[Figure content listings]
• • • •

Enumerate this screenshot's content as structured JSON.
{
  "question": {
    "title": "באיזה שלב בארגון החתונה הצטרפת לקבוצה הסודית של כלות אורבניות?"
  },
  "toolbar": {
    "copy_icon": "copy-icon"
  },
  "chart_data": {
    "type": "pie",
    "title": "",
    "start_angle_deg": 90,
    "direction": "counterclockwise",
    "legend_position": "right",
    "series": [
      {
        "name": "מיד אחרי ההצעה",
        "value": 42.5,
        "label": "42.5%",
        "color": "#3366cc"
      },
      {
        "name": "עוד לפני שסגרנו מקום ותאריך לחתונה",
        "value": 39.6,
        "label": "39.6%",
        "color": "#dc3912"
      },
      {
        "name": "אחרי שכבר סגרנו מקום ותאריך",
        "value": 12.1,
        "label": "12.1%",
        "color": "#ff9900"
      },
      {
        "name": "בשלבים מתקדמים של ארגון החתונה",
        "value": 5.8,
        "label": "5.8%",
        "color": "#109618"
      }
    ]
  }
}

• • • •

▶ Direction
Pull out all lines containing the word "color" from the entries above.

▶ Exercise result
        "color": "#3366cc"
        "color": "#dc3912"
        "color": "#ff9900"
        "color": "#109618"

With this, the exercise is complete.